▸ Written problem
Copy each line exactly. Leave nothing out.

▸ Exercise material
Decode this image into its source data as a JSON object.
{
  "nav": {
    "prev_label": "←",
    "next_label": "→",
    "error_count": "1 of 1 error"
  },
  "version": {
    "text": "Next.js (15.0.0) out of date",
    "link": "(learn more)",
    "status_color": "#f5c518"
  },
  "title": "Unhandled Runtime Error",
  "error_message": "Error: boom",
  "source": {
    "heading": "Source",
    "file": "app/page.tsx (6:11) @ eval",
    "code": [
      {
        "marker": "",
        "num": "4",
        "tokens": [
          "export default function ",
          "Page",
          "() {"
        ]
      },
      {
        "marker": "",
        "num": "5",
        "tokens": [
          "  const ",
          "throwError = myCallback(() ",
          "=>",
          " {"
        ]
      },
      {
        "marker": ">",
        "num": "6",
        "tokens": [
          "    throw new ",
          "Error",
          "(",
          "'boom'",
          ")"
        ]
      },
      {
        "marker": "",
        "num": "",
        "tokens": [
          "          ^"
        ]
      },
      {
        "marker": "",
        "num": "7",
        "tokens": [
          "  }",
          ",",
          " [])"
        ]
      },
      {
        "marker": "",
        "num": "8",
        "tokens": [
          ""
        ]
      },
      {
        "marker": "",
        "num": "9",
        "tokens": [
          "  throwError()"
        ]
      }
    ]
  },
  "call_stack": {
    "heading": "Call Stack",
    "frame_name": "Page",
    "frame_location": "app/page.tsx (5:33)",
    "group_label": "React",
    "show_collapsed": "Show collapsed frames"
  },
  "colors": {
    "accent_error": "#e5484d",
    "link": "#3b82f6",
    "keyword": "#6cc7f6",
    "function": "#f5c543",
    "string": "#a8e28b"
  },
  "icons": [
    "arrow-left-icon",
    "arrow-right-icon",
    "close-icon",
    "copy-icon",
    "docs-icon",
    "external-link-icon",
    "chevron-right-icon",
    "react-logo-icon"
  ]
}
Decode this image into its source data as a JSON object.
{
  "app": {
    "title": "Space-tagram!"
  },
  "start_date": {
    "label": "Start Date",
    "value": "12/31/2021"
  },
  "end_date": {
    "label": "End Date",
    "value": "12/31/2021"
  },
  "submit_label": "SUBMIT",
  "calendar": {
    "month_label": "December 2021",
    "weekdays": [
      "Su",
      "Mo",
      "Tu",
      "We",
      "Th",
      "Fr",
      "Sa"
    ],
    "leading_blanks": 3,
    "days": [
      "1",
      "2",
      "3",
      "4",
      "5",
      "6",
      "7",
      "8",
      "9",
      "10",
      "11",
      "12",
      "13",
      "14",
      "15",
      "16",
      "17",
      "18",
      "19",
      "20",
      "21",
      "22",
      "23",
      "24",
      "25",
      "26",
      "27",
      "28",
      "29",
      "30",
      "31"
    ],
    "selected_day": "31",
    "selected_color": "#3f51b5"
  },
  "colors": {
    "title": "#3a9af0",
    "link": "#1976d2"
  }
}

▸ The output
Decode this image into its source data as a JSON object.
{
  "nav": {
    "prev_label": "←",
    "next_label": "→",
    "error_count": "1 of 1 error"
  },
  "version": {
    "text": "Next.js (15.0.0) out of date",
    "link": "(learn more)",
    "status_color": "#f5c518"
  },
  "title": "Unhandled Runtime Error",
  "error_message": "Error: boom",
  "source": {
    "heading": "Source",
    "file": "app/page.tsx (6:11) @ eval",
    "code": [
      {
        "marker": "",
        "num": "4",
        "tokens": [
          "export default function ",
          "Page",
          "() {"
        ]
      },
      {
        "marker": "",
        "num": "5",
        "tokens": [
          "  const ",
          "throwError = myCallback(() ",
          "=>",
          " {"
        ]
      },
      {
        "marker": ">",
        "num": "6",
        "tokens": [
          "    throw new ",
          "Error",
          "(",
          "'boom'",
          ")"
        ]
      },
      {
        "marker": "",
        "num": "",
        "tokens": [
          "          ^"
        ]
      },
      {
        "marker": "",
        "num": "7",
        "tokens": [
          "  }",
          ",",
          " [])"
        ]
      },
      {
        "marker": "",
        "num": "8",
        "tokens": [
          ""
        ]
      },
      {
        "marker": "",
        "num": "9",
        "tokens": [
          "  throwError()"
        ]
      }
    ]
  },
  "call_stack": {
    "heading": "Call Stack",
    "frame_name": "Page",
    "frame_location": "app/page.tsx (5:33)",
    "group_label": "React",
    "show_collapsed": "Show collapsed frames"
  },
  "colors": {
    "accent_error": "#e5484d",
    "link": "#3b82f6",
    "keyword": "#6cc7f6",
    "function": "#f5c543",
    "string": "#a8e28b"
  },
  "icons": [
    "arrow-left-icon",
    "arrow-right-icon",
    "close-icon",
    "copy-icon",
    "docs-icon",
    "external-link-icon",
    "chevron-right-icon",
    "react-logo-icon"
  ]
}
Decode this image into its source data as a JSON object.
{
  "app": {
    "title": "Space-tagram!"
  },
  "start_date": {
    "label": "Start Date",
    "value": "12/31/2021"
  },
  "end_date": {
    "label": "End Date",
    "value": "12/31/2021"
  },
  "submit_label": "SUBMIT",
  "calendar": {
    "month_label": "December 2021",
    "weekdays": [
      "Su",
      "Mo",
      "Tu",
      "We",
      "Th",
      "Fr",
      "Sa"
    ],
    "leading_blanks": 3,
    "days": [
      "1",
      "2",
      "3",
      "4",
      "5",
      "6",
      "7",
      "8",
      "9",
      "10",
      "11",
      "12",
      "13",
      "14",
      "15",
      "16",
      "17",
      "18",
      "19",
      "20",
      "21",
      "22",
      "23",
      "24",
      "25",
      "26",
      "27",
      "28",
      "29",
      "30",
      "31"
    ],
    "selected_day": "31",
    "selected_color": "#3f51b5"
  },
  "colors": {
    "title": "#3a9af0",
    "link": "#1976d2"
  }
}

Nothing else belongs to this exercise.